What you need to do>
Search the data for the word "placement" and copy every line that contains it.

Figure record extracts:
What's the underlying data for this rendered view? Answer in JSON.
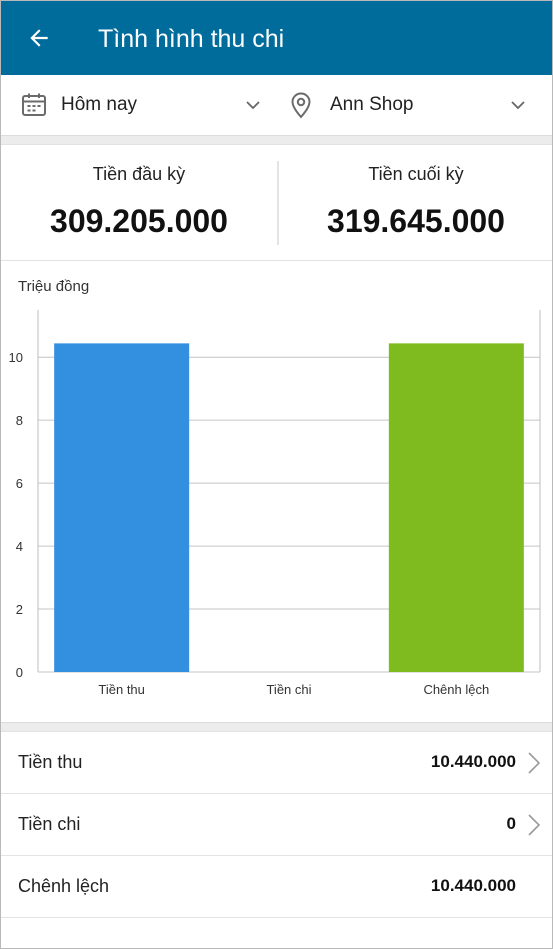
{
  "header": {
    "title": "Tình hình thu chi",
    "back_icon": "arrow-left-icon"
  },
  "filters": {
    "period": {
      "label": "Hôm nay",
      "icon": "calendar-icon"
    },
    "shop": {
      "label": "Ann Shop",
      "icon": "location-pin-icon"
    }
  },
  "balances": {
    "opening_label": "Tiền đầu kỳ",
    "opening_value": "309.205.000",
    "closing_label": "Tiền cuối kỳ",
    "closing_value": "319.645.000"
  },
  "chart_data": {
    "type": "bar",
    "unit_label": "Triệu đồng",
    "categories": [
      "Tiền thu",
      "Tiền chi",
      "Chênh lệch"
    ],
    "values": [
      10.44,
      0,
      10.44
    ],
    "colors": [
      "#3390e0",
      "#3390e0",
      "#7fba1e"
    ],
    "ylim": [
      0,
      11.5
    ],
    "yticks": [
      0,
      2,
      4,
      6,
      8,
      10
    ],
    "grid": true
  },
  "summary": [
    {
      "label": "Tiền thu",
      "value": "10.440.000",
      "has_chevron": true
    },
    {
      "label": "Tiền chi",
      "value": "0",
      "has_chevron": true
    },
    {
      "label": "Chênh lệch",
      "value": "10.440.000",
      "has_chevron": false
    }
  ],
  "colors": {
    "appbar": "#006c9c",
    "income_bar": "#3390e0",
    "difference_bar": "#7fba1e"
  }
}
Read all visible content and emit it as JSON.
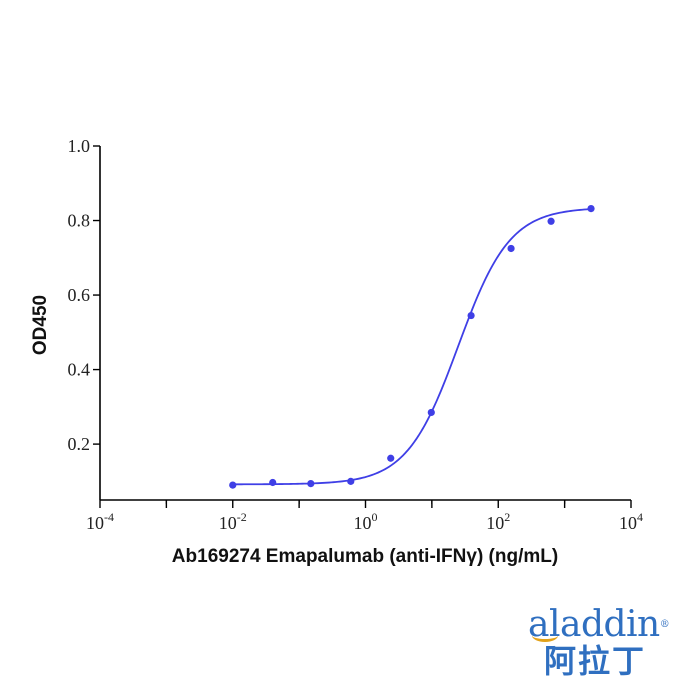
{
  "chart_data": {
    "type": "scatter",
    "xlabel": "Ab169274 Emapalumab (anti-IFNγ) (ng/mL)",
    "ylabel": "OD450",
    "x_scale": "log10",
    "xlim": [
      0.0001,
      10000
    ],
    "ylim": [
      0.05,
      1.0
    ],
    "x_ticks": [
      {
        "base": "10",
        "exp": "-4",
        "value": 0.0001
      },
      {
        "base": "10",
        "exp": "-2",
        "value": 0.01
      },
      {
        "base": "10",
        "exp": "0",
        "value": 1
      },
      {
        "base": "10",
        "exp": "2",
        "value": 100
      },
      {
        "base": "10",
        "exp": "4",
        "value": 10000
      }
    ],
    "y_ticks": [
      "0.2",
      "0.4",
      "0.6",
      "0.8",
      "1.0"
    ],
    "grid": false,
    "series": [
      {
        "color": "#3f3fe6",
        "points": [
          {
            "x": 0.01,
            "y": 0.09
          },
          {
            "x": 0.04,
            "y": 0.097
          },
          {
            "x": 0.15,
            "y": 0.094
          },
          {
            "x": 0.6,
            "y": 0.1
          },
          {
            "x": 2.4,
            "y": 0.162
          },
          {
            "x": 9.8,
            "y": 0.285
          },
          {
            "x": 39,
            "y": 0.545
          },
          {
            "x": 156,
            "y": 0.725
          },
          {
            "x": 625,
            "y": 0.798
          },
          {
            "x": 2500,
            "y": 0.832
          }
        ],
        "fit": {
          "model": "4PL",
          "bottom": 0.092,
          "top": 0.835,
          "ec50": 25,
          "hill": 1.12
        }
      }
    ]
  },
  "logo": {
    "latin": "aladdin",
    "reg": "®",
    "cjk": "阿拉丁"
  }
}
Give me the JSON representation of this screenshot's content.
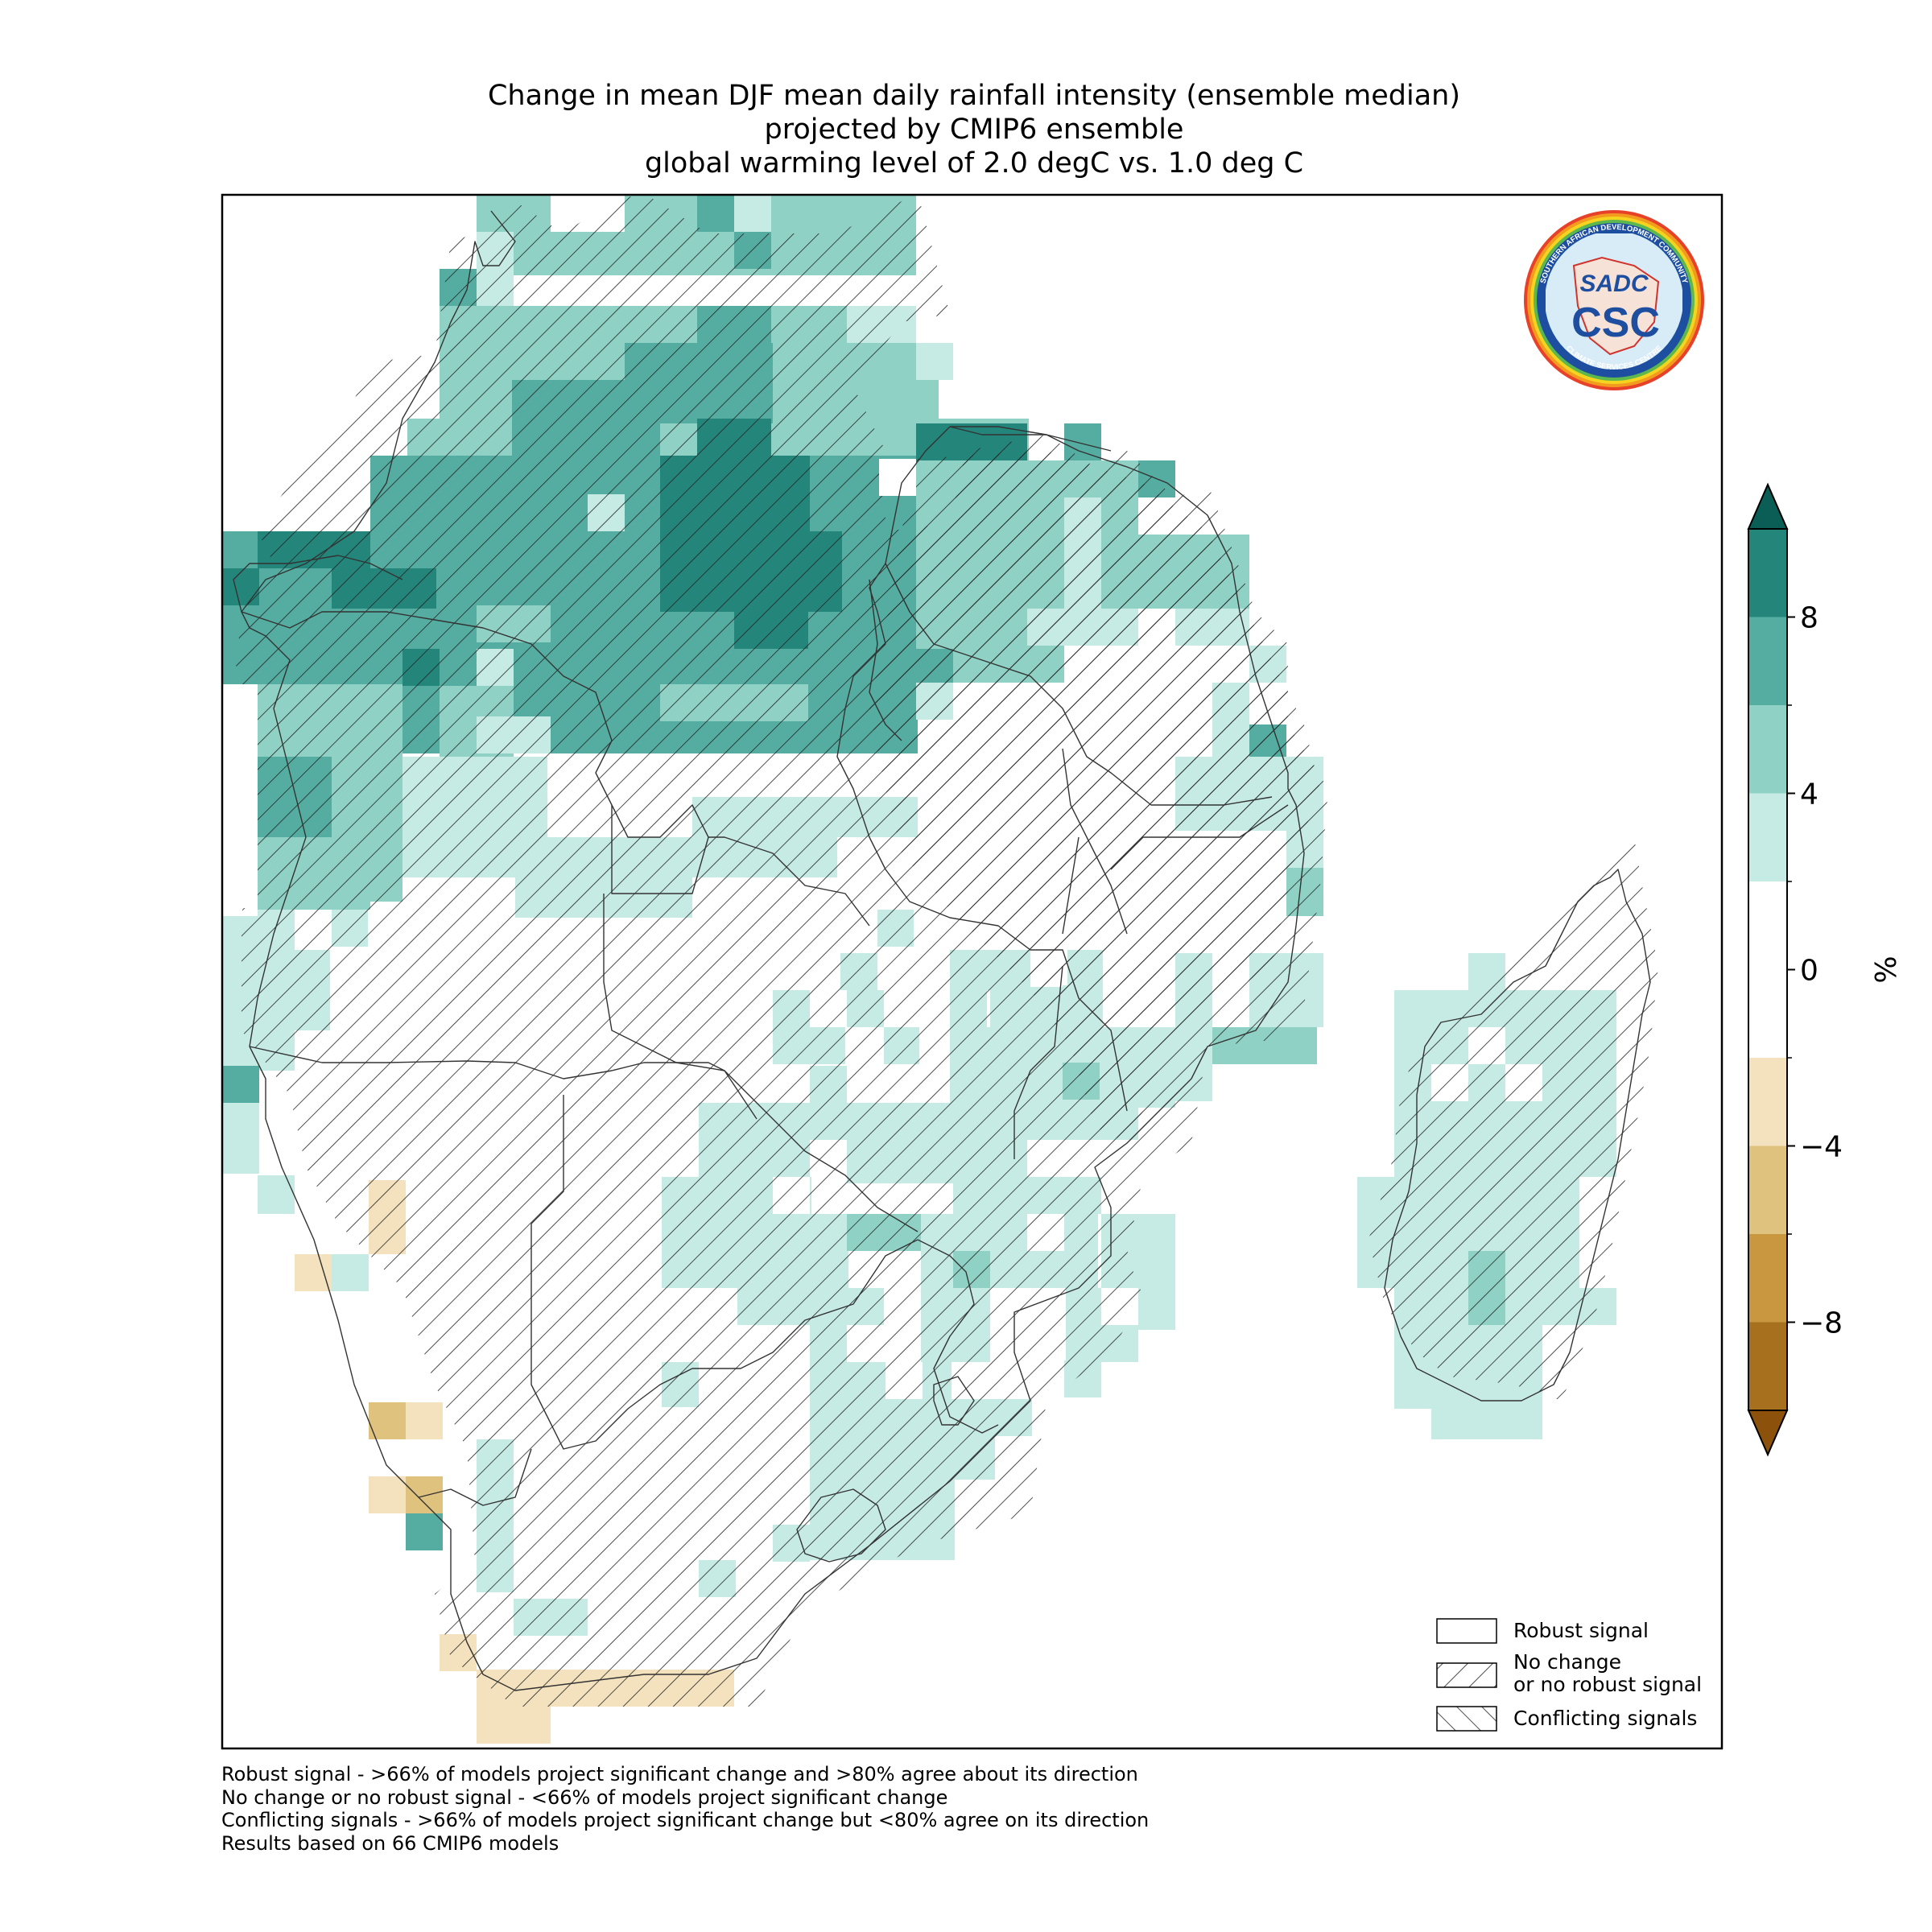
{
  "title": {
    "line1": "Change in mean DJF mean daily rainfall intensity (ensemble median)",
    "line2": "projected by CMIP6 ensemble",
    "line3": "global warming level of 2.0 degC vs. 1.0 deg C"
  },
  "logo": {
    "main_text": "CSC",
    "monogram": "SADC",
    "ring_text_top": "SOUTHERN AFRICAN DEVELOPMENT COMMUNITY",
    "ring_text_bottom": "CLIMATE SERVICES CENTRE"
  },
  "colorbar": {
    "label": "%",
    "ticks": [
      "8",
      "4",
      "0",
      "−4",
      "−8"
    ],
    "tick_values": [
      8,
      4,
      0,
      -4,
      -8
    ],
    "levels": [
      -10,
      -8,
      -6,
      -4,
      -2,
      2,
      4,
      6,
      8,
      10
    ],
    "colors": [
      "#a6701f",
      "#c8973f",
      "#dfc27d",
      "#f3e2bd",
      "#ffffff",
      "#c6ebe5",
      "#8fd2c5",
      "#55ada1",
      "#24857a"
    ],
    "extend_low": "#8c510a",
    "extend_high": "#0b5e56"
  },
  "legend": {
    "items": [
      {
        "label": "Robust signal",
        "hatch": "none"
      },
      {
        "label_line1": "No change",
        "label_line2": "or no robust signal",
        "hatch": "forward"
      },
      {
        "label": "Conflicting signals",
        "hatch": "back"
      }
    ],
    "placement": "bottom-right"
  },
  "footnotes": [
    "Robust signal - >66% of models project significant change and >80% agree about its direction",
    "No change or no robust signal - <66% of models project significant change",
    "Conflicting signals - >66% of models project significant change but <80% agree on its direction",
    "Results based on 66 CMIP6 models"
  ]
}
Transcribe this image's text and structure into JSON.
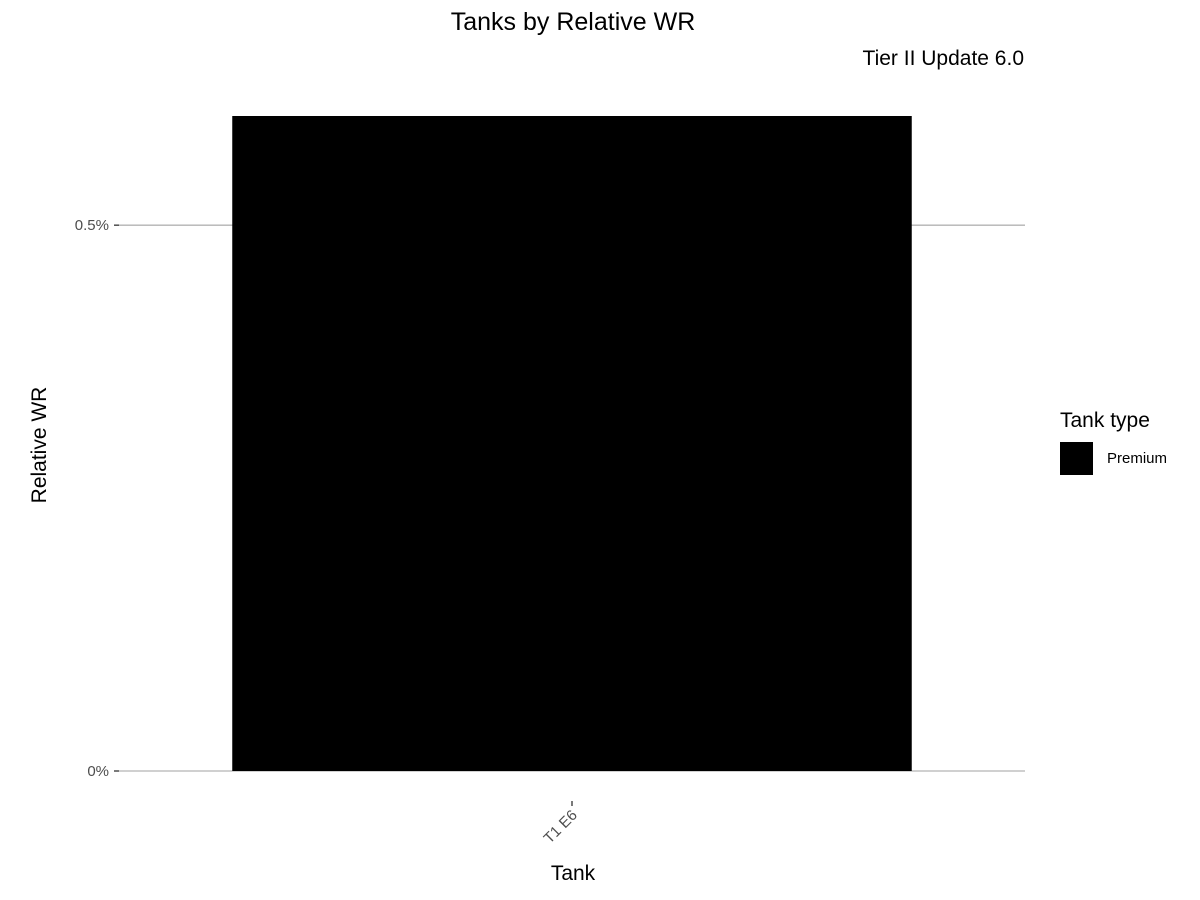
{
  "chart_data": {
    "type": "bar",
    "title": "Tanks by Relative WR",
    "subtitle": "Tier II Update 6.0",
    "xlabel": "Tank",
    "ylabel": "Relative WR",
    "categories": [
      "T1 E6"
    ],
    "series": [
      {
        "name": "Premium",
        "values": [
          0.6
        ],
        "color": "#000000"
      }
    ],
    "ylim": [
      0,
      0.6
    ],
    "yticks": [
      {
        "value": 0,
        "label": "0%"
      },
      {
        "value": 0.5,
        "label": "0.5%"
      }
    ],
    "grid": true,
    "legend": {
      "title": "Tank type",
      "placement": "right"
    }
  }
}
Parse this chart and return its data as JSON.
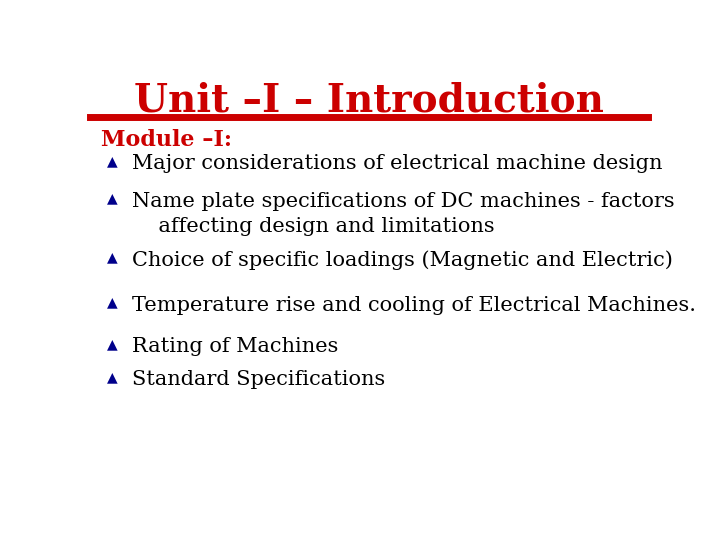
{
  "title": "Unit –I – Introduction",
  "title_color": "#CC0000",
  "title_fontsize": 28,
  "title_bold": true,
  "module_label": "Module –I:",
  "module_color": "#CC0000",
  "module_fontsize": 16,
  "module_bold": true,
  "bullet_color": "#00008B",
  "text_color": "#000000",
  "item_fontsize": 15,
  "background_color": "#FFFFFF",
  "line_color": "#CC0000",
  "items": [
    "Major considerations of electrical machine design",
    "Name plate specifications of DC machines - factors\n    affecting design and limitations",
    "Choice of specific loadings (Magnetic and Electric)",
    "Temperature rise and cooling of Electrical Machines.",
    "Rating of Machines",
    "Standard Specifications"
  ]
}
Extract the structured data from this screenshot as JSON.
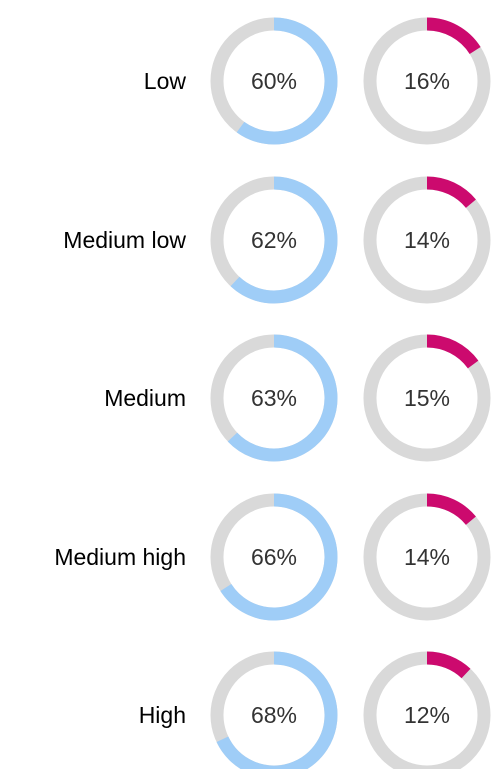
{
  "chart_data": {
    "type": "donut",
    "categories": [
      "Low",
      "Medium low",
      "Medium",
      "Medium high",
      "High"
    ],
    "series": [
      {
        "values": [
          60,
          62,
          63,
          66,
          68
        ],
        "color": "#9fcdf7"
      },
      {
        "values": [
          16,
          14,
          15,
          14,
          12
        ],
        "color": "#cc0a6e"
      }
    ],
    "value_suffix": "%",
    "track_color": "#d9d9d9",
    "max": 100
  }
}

Right answer>
    "placement": "bottom-right"
      "placement": "right"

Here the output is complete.